Exercise directions: Below are the records; locate each line with the word "equation" and copy it.

Records for the task:
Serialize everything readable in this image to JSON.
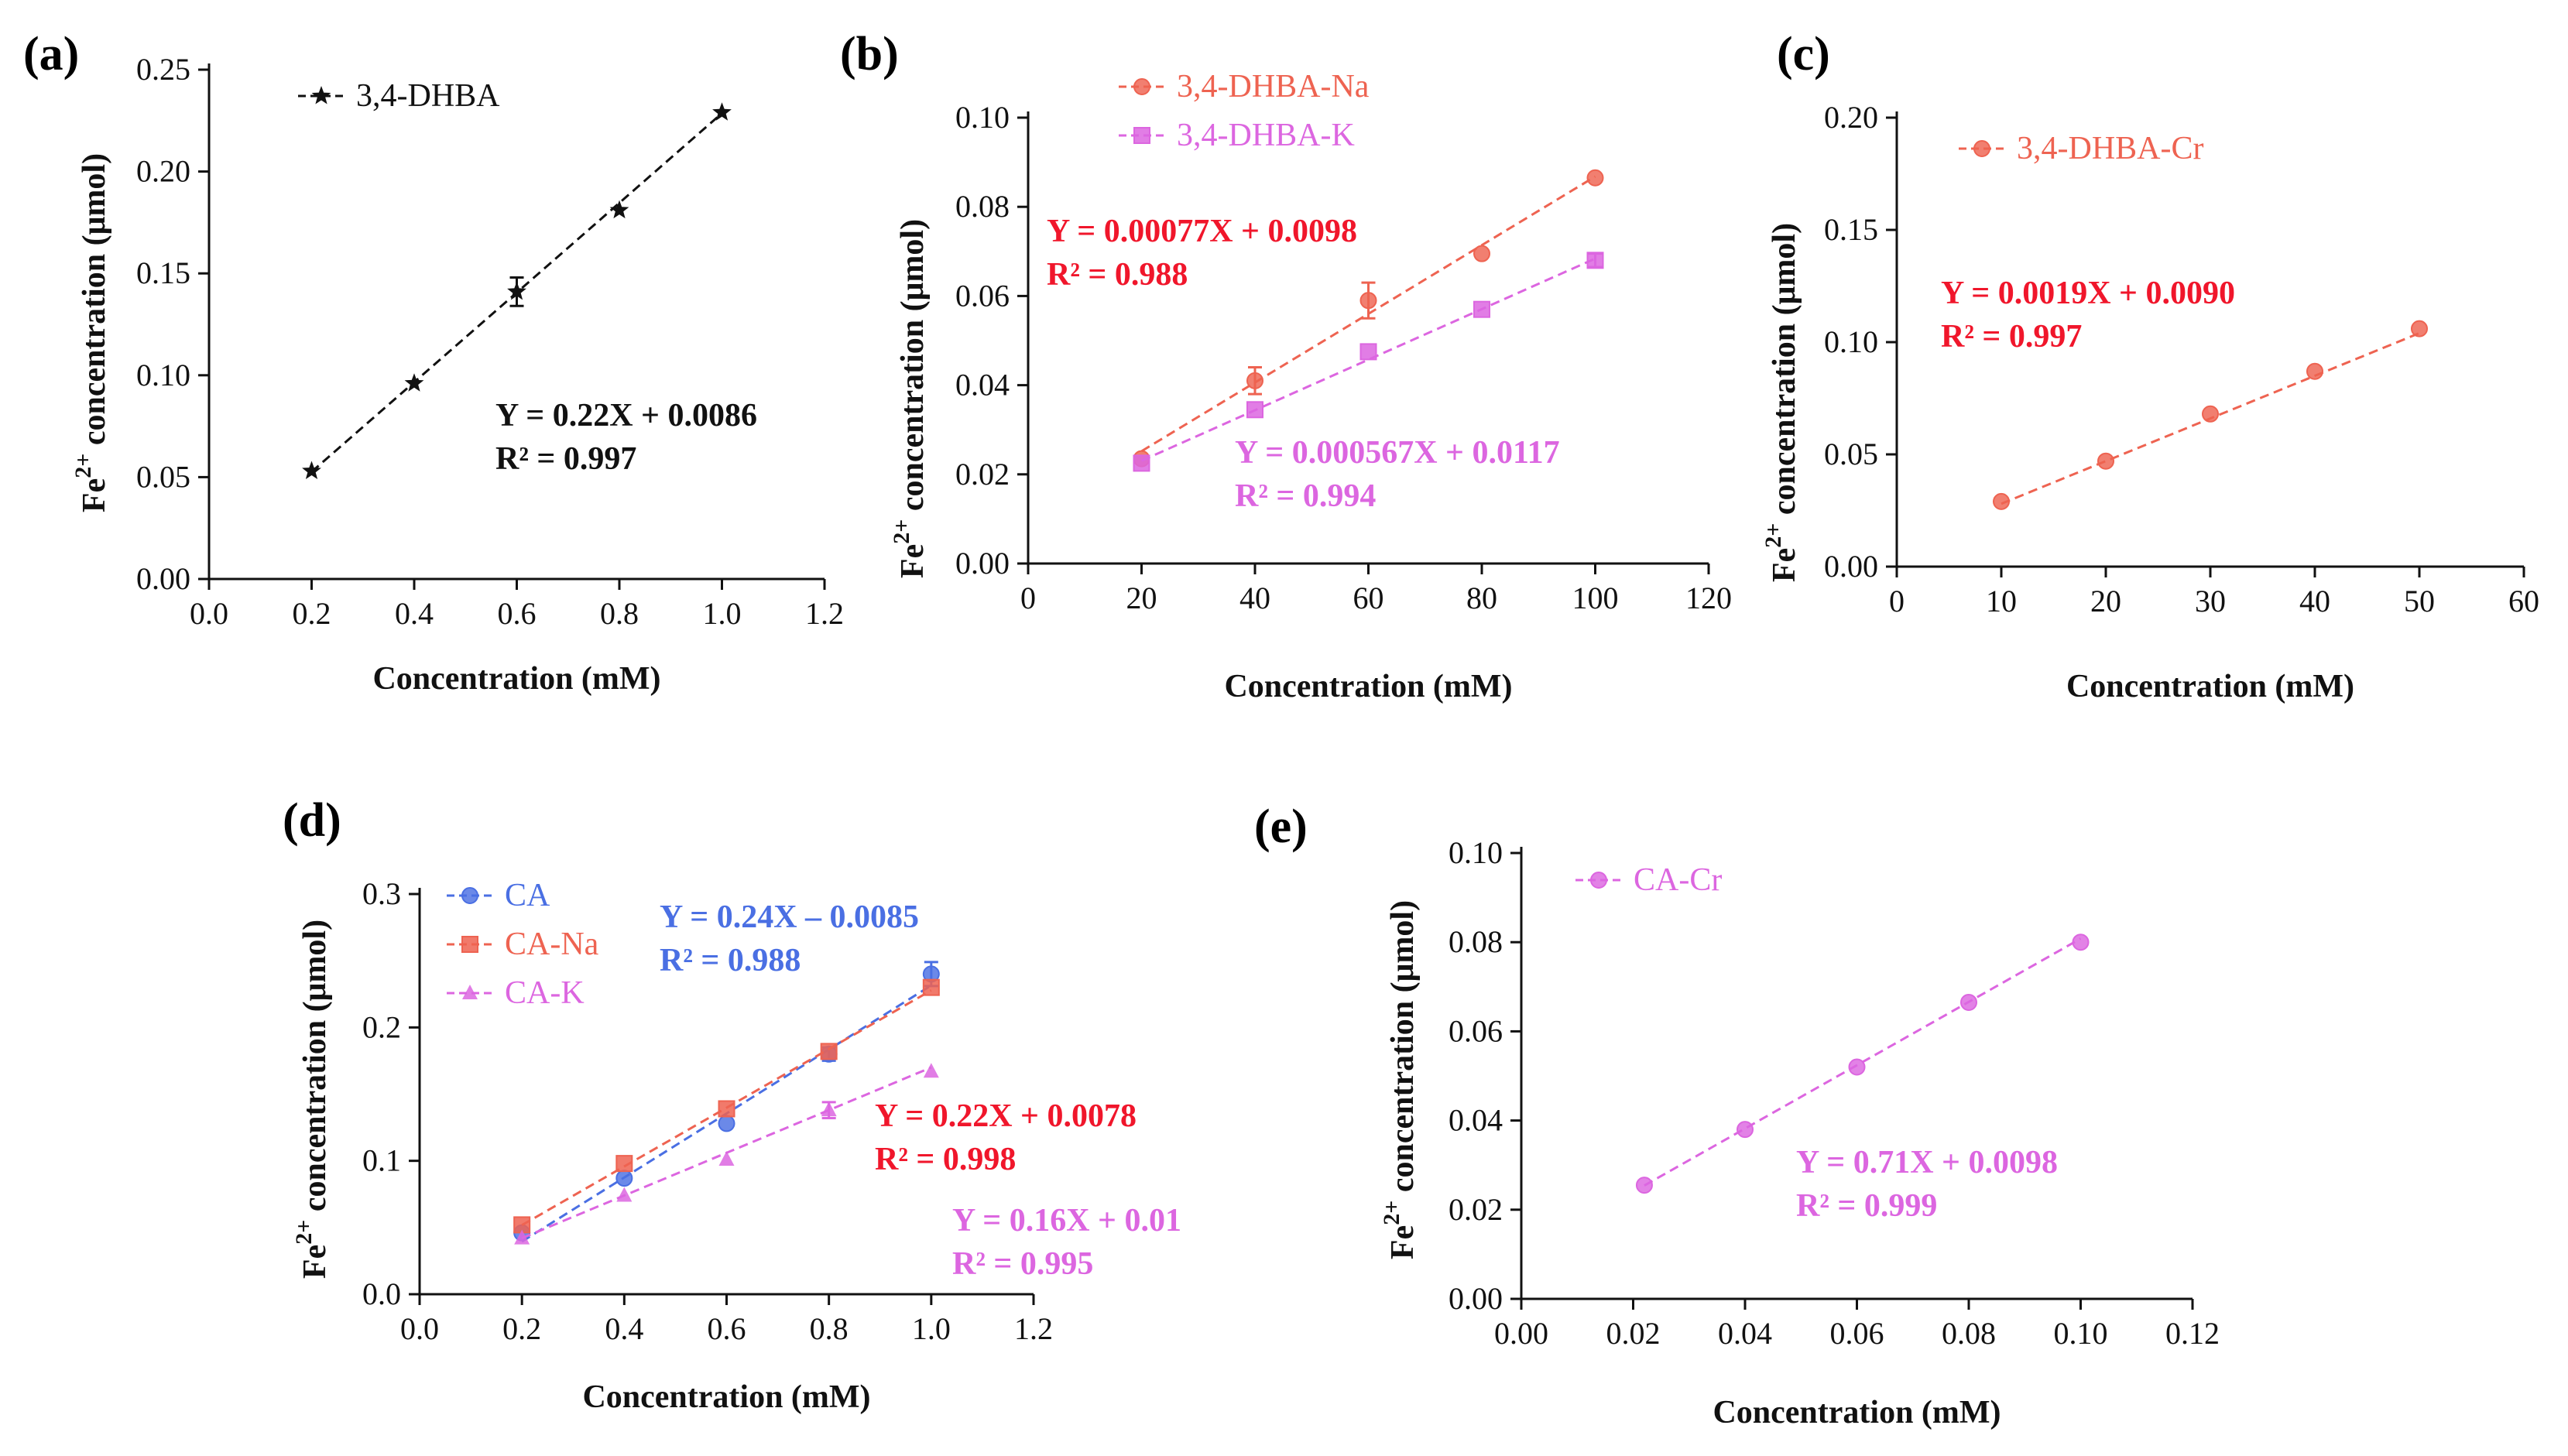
{
  "figure": {
    "colors": {
      "black": "#111111",
      "na": "#ee6351",
      "red": "#f0162b",
      "k": "#dc66e0",
      "ca": "#4a6fe3"
    },
    "chart_data": [
      {
        "panel": "(a)",
        "type": "scatter",
        "xlabel": "Concentration (mM)",
        "ylabel_main": "Fe",
        "ylabel_sup": "2+",
        "ylabel_rest": " concentration (μmol)",
        "xlim": [
          0,
          1.2
        ],
        "ylim": [
          0,
          0.25
        ],
        "xticks": [
          "0.0",
          "0.2",
          "0.4",
          "0.6",
          "0.8",
          "1.0",
          "1.2"
        ],
        "yticks": [
          "0.00",
          "0.05",
          "0.10",
          "0.15",
          "0.20",
          "0.25"
        ],
        "series": [
          {
            "name": "3,4-DHBA",
            "marker": "star",
            "color": "#111111",
            "x": [
              0.2,
              0.4,
              0.6,
              0.8,
              1.0
            ],
            "y": [
              0.053,
              0.096,
              0.141,
              0.181,
              0.229
            ],
            "err": [
              0,
              0,
              0.007,
              0,
              0
            ],
            "fit": [
              0.22,
              0.0086
            ],
            "equation": "Y = 0.22X + 0.0086",
            "r2": "R² = 0.997"
          }
        ]
      },
      {
        "panel": "(b)",
        "type": "scatter",
        "xlabel": "Concentration (mM)",
        "ylabel_main": "Fe",
        "ylabel_sup": "2+",
        "ylabel_rest": " concentration (μmol)",
        "xlim": [
          0,
          120
        ],
        "ylim": [
          0,
          0.1
        ],
        "xticks": [
          "0",
          "20",
          "40",
          "60",
          "80",
          "100",
          "120"
        ],
        "yticks": [
          "0.00",
          "0.02",
          "0.04",
          "0.06",
          "0.08",
          "0.10"
        ],
        "series": [
          {
            "name": "3,4-DHBA-Na",
            "marker": "circle",
            "color": "#ee6351",
            "x": [
              20,
              40,
              60,
              80,
              100
            ],
            "y": [
              0.0235,
              0.041,
              0.059,
              0.0695,
              0.0865
            ],
            "err": [
              0,
              0.003,
              0.004,
              0,
              0
            ],
            "fit": [
              0.00077,
              0.0098
            ],
            "equation": "Y = 0.00077X + 0.0098",
            "r2": "R² = 0.988",
            "eq_color": "#f0162b"
          },
          {
            "name": "3,4-DHBA-K",
            "marker": "square",
            "color": "#dc66e0",
            "x": [
              20,
              40,
              60,
              80,
              100
            ],
            "y": [
              0.0225,
              0.0345,
              0.0475,
              0.057,
              0.068
            ],
            "err": [
              0,
              0,
              0,
              0,
              0.0015
            ],
            "fit": [
              0.000567,
              0.0117
            ],
            "equation": "Y = 0.000567X + 0.0117",
            "r2": "R² = 0.994",
            "eq_color": "#dc66e0"
          }
        ]
      },
      {
        "panel": "(c)",
        "type": "scatter",
        "xlabel": "Concentration (mM)",
        "ylabel_main": "Fe",
        "ylabel_sup": "2+",
        "ylabel_rest": " concentration (μmol)",
        "xlim": [
          0,
          60
        ],
        "ylim": [
          0,
          0.2
        ],
        "xticks": [
          "0",
          "10",
          "20",
          "30",
          "40",
          "50",
          "60"
        ],
        "yticks": [
          "0.00",
          "0.05",
          "0.10",
          "0.15",
          "0.20"
        ],
        "series": [
          {
            "name": "3,4-DHBA-Cr",
            "marker": "circle",
            "color": "#ee6351",
            "x": [
              10,
              20,
              30,
              40,
              50
            ],
            "y": [
              0.029,
              0.047,
              0.068,
              0.087,
              0.106
            ],
            "err": [
              0,
              0,
              0,
              0,
              0
            ],
            "fit": [
              0.0019,
              0.009
            ],
            "equation": "Y = 0.0019X + 0.0090",
            "r2": "R² = 0.997",
            "eq_color": "#f0162b"
          }
        ]
      },
      {
        "panel": "(d)",
        "type": "scatter",
        "xlabel": "Concentration (mM)",
        "ylabel_main": "Fe",
        "ylabel_sup": "2+",
        "ylabel_rest": " concentration (μmol)",
        "xlim": [
          0,
          1.2
        ],
        "ylim": [
          0,
          0.3
        ],
        "xticks": [
          "0.0",
          "0.2",
          "0.4",
          "0.6",
          "0.8",
          "1.0",
          "1.2"
        ],
        "yticks": [
          "0.0",
          "0.1",
          "0.2",
          "0.3"
        ],
        "series": [
          {
            "name": "CA",
            "marker": "circle",
            "color": "#4a6fe3",
            "x": [
              0.2,
              0.4,
              0.6,
              0.8,
              1.0
            ],
            "y": [
              0.046,
              0.087,
              0.128,
              0.18,
              0.24
            ],
            "err": [
              0,
              0,
              0,
              0.005,
              0.009
            ],
            "fit": [
              0.24,
              -0.0085
            ],
            "equation": "Y = 0.24X – 0.0085",
            "r2": "R² = 0.988",
            "eq_color": "#4a6fe3"
          },
          {
            "name": "CA-Na",
            "marker": "square",
            "color": "#ee6351",
            "x": [
              0.2,
              0.4,
              0.6,
              0.8,
              1.0
            ],
            "y": [
              0.052,
              0.098,
              0.139,
              0.182,
              0.23
            ],
            "err": [
              0,
              0,
              0,
              0,
              0
            ],
            "fit": [
              0.22,
              0.0078
            ],
            "equation": "Y = 0.22X + 0.0078",
            "r2": "R² = 0.998",
            "eq_color": "#f0162b"
          },
          {
            "name": "CA-K",
            "marker": "triangle",
            "color": "#dc66e0",
            "x": [
              0.2,
              0.4,
              0.6,
              0.8,
              1.0
            ],
            "y": [
              0.042,
              0.074,
              0.101,
              0.138,
              0.167
            ],
            "err": [
              0,
              0,
              0,
              0.006,
              0
            ],
            "fit": [
              0.16,
              0.01
            ],
            "equation": "Y = 0.16X + 0.01",
            "r2": "R² = 0.995",
            "eq_color": "#dc66e0"
          }
        ]
      },
      {
        "panel": "(e)",
        "type": "scatter",
        "xlabel": "Concentration (mM)",
        "ylabel_main": "Fe",
        "ylabel_sup": "2+",
        "ylabel_rest": " concentration (μmol)",
        "xlim": [
          0,
          0.12
        ],
        "ylim": [
          0,
          0.1
        ],
        "xticks": [
          "0.00",
          "0.02",
          "0.04",
          "0.06",
          "0.08",
          "0.10",
          "0.12"
        ],
        "yticks": [
          "0.00",
          "0.02",
          "0.04",
          "0.06",
          "0.08",
          "0.10"
        ],
        "series": [
          {
            "name": "CA-Cr",
            "marker": "circle",
            "color": "#dc66e0",
            "x": [
              0.022,
              0.04,
              0.06,
              0.08,
              0.1
            ],
            "y": [
              0.0255,
              0.038,
              0.052,
              0.0665,
              0.08
            ],
            "err": [
              0,
              0,
              0,
              0,
              0
            ],
            "fit": [
              0.71,
              0.0098
            ],
            "equation": "Y = 0.71X + 0.0098",
            "r2": "R² = 0.999",
            "eq_color": "#dc66e0"
          }
        ]
      }
    ]
  }
}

Expected answer:
            "equation": "Y = 0.22X + 0.0086",
            "equation": "Y = 0.00077X + 0.0098",
            "equation": "Y = 0.000567X + 0.0117",
            "equation": "Y = 0.0019X + 0.0090",
            "equation": "Y = 0.24X – 0.0085",
            "equation": "Y = 0.22X + 0.0078",
            "equation": "Y = 0.16X + 0.01",
            "equation": "Y = 0.71X + 0.0098",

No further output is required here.